**Written request**.
Switch each "status-badge" to "state-badge" in all the entries below, and write the lines out again with nothing else changed.

**Raw records**.
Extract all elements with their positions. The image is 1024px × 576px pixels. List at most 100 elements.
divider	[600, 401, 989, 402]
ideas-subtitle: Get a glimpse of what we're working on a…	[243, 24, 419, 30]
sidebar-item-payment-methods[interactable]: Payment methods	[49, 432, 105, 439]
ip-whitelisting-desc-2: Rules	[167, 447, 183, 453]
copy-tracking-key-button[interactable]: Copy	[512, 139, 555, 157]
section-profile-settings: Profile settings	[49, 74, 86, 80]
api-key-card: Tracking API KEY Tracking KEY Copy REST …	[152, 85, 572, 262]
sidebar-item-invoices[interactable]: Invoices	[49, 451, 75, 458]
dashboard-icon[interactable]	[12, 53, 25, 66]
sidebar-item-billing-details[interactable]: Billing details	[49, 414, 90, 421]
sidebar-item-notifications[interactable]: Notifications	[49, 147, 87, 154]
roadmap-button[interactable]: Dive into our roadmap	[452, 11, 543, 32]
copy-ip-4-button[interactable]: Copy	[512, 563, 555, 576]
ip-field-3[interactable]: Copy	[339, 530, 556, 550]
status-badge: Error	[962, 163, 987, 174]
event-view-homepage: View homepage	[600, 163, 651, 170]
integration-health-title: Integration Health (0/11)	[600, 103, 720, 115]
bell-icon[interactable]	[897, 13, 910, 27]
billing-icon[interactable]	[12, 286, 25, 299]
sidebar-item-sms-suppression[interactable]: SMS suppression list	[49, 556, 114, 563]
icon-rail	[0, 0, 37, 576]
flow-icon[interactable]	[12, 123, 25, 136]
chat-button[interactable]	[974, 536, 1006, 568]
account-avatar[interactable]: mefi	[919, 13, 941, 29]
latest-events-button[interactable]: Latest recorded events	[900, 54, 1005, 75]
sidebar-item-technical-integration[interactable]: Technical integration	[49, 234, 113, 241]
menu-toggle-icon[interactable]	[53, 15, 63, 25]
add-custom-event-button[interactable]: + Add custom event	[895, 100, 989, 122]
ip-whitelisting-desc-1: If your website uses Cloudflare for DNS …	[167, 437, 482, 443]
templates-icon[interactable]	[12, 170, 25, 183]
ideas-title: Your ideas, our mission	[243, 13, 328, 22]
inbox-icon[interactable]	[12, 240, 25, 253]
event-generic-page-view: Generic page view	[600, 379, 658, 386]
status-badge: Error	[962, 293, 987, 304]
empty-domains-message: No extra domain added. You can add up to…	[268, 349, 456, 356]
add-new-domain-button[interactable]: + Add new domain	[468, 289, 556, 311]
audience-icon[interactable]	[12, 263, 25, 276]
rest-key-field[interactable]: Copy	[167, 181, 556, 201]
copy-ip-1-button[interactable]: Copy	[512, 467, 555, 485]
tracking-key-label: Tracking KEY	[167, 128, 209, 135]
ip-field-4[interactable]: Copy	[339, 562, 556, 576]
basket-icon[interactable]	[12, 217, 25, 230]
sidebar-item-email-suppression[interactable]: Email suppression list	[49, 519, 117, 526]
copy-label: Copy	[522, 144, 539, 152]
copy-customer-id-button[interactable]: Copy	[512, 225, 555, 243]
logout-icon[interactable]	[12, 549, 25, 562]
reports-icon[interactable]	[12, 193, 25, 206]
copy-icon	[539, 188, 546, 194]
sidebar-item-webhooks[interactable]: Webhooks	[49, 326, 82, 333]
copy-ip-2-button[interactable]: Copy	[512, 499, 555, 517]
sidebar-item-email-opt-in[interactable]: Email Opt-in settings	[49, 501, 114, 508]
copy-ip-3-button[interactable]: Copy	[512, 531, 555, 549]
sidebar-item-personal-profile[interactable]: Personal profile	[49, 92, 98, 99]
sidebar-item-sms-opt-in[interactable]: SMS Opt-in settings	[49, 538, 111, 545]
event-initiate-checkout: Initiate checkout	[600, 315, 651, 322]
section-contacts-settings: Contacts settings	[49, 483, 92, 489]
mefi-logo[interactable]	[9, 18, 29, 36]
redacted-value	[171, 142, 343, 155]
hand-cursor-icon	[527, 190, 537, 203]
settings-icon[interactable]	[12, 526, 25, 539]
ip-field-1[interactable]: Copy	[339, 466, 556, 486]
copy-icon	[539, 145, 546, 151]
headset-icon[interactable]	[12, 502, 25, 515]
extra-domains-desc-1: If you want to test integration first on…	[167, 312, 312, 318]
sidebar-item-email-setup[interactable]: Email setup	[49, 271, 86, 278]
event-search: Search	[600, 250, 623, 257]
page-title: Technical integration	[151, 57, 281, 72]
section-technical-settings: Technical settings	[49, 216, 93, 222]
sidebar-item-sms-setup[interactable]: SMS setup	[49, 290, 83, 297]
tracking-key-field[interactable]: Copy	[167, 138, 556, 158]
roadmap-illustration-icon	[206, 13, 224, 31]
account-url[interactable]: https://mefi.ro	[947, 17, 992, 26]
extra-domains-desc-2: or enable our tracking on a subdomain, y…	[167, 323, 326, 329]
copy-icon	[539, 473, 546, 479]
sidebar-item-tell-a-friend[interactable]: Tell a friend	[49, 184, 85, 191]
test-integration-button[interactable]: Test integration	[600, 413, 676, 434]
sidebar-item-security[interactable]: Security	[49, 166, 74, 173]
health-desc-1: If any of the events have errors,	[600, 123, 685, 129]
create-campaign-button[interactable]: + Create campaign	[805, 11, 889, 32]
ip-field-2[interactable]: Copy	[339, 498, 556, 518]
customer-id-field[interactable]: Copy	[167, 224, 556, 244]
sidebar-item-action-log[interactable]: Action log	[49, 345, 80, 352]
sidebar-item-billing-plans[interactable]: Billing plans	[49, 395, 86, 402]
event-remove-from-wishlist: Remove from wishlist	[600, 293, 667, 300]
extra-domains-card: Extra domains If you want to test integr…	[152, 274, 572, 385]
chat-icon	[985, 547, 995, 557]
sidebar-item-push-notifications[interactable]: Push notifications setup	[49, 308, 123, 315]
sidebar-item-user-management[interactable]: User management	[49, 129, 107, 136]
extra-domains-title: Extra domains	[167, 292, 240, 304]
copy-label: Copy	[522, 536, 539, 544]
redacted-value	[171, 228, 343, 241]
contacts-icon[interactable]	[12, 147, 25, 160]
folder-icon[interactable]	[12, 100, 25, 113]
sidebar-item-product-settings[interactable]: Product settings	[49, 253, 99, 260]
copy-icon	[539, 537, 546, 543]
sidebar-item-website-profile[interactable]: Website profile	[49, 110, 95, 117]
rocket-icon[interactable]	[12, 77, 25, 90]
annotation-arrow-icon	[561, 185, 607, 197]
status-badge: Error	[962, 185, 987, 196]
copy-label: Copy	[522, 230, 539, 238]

**Response for this exercise**.
Extract all elements with their positions. The image is 1024px × 576px pixels. List at most 100 elements.
divider	[600, 401, 989, 402]
ideas-subtitle: Get a glimpse of what we're working on a…	[243, 24, 419, 30]
sidebar-item-payment-methods[interactable]: Payment methods	[49, 432, 105, 439]
ip-whitelisting-desc-2: Rules	[167, 447, 183, 453]
copy-tracking-key-button[interactable]: Copy	[512, 139, 555, 157]
section-profile-settings: Profile settings	[49, 74, 86, 80]
api-key-card: Tracking API KEY Tracking KEY Copy REST …	[152, 85, 572, 262]
sidebar-item-invoices[interactable]: Invoices	[49, 451, 75, 458]
dashboard-icon[interactable]	[12, 53, 25, 66]
sidebar-item-billing-details[interactable]: Billing details	[49, 414, 90, 421]
sidebar-item-notifications[interactable]: Notifications	[49, 147, 87, 154]
roadmap-button[interactable]: Dive into our roadmap	[452, 11, 543, 32]
copy-ip-4-button[interactable]: Copy	[512, 563, 555, 576]
ip-field-3[interactable]: Copy	[339, 530, 556, 550]
state-badge: Error	[962, 163, 987, 174]
event-view-homepage: View homepage	[600, 163, 651, 170]
integration-health-title: Integration Health (0/11)	[600, 103, 720, 115]
bell-icon[interactable]	[897, 13, 910, 27]
billing-icon[interactable]	[12, 286, 25, 299]
sidebar-item-sms-suppression[interactable]: SMS suppression list	[49, 556, 114, 563]
icon-rail	[0, 0, 37, 576]
flow-icon[interactable]	[12, 123, 25, 136]
chat-button[interactable]	[974, 536, 1006, 568]
account-avatar[interactable]: mefi	[919, 13, 941, 29]
latest-events-button[interactable]: Latest recorded events	[900, 54, 1005, 75]
sidebar-item-technical-integration[interactable]: Technical integration	[49, 234, 113, 241]
menu-toggle-icon[interactable]	[53, 15, 63, 25]
add-custom-event-button[interactable]: + Add custom event	[895, 100, 989, 122]
ip-whitelisting-desc-1: If your website uses Cloudflare for DNS …	[167, 437, 482, 443]
templates-icon[interactable]	[12, 170, 25, 183]
ideas-title: Your ideas, our mission	[243, 13, 328, 22]
inbox-icon[interactable]	[12, 240, 25, 253]
event-generic-page-view: Generic page view	[600, 379, 658, 386]
state-badge: Error	[962, 293, 987, 304]
empty-domains-message: No extra domain added. You can add up to…	[268, 349, 456, 356]
add-new-domain-button[interactable]: + Add new domain	[468, 289, 556, 311]
audience-icon[interactable]	[12, 263, 25, 276]
rest-key-field[interactable]: Copy	[167, 181, 556, 201]
copy-ip-1-button[interactable]: Copy	[512, 467, 555, 485]
tracking-key-label: Tracking KEY	[167, 128, 209, 135]
ip-field-4[interactable]: Copy	[339, 562, 556, 576]
basket-icon[interactable]	[12, 217, 25, 230]
sidebar-item-email-suppression[interactable]: Email suppression list	[49, 519, 117, 526]
copy-label: Copy	[522, 144, 539, 152]
copy-customer-id-button[interactable]: Copy	[512, 225, 555, 243]
logout-icon[interactable]	[12, 549, 25, 562]
reports-icon[interactable]	[12, 193, 25, 206]
copy-icon	[539, 188, 546, 194]
sidebar-item-webhooks[interactable]: Webhooks	[49, 326, 82, 333]
copy-ip-2-button[interactable]: Copy	[512, 499, 555, 517]
sidebar-item-email-opt-in[interactable]: Email Opt-in settings	[49, 501, 114, 508]
copy-ip-3-button[interactable]: Copy	[512, 531, 555, 549]
sidebar-item-personal-profile[interactable]: Personal profile	[49, 92, 98, 99]
sidebar-item-sms-opt-in[interactable]: SMS Opt-in settings	[49, 538, 111, 545]
event-initiate-checkout: Initiate checkout	[600, 315, 651, 322]
section-contacts-settings: Contacts settings	[49, 483, 92, 489]
mefi-logo[interactable]	[9, 18, 29, 36]
redacted-value	[171, 142, 343, 155]
hand-cursor-icon	[527, 190, 537, 203]
settings-icon[interactable]	[12, 526, 25, 539]
ip-field-1[interactable]: Copy	[339, 466, 556, 486]
copy-icon	[539, 145, 546, 151]
headset-icon[interactable]	[12, 502, 25, 515]
extra-domains-desc-1: If you want to test integration first on…	[167, 312, 312, 318]
sidebar-item-email-setup[interactable]: Email setup	[49, 271, 86, 278]
event-search: Search	[600, 250, 623, 257]
page-title: Technical integration	[151, 57, 281, 72]
section-technical-settings: Technical settings	[49, 216, 93, 222]
sidebar-item-sms-setup[interactable]: SMS setup	[49, 290, 83, 297]
tracking-key-field[interactable]: Copy	[167, 138, 556, 158]
roadmap-illustration-icon	[206, 13, 224, 31]
account-url[interactable]: https://mefi.ro	[947, 17, 992, 26]
extra-domains-desc-2: or enable our tracking on a subdomain, y…	[167, 323, 326, 329]
copy-icon	[539, 473, 546, 479]
sidebar-item-tell-a-friend[interactable]: Tell a friend	[49, 184, 85, 191]
test-integration-button[interactable]: Test integration	[600, 413, 676, 434]
sidebar-item-security[interactable]: Security	[49, 166, 74, 173]
health-desc-1: If any of the events have errors,	[600, 123, 685, 129]
create-campaign-button[interactable]: + Create campaign	[805, 11, 889, 32]
ip-field-2[interactable]: Copy	[339, 498, 556, 518]
customer-id-field[interactable]: Copy	[167, 224, 556, 244]
sidebar-item-action-log[interactable]: Action log	[49, 345, 80, 352]
sidebar-item-billing-plans[interactable]: Billing plans	[49, 395, 86, 402]
event-remove-from-wishlist: Remove from wishlist	[600, 293, 667, 300]
extra-domains-card: Extra domains If you want to test integr…	[152, 274, 572, 385]
chat-icon	[985, 547, 995, 557]
sidebar-item-push-notifications[interactable]: Push notifications setup	[49, 308, 123, 315]
sidebar-item-user-management[interactable]: User management	[49, 129, 107, 136]
extra-domains-title: Extra domains	[167, 292, 240, 304]
copy-label: Copy	[522, 536, 539, 544]
redacted-value	[171, 228, 343, 241]
contacts-icon[interactable]	[12, 147, 25, 160]
folder-icon[interactable]	[12, 100, 25, 113]
sidebar-item-product-settings[interactable]: Product settings	[49, 253, 99, 260]
copy-icon	[539, 537, 546, 543]
sidebar-item-website-profile[interactable]: Website profile	[49, 110, 95, 117]
rocket-icon[interactable]	[12, 77, 25, 90]
annotation-arrow-icon	[561, 185, 607, 197]
state-badge: Error	[962, 185, 987, 196]
copy-label: Copy	[522, 230, 539, 238]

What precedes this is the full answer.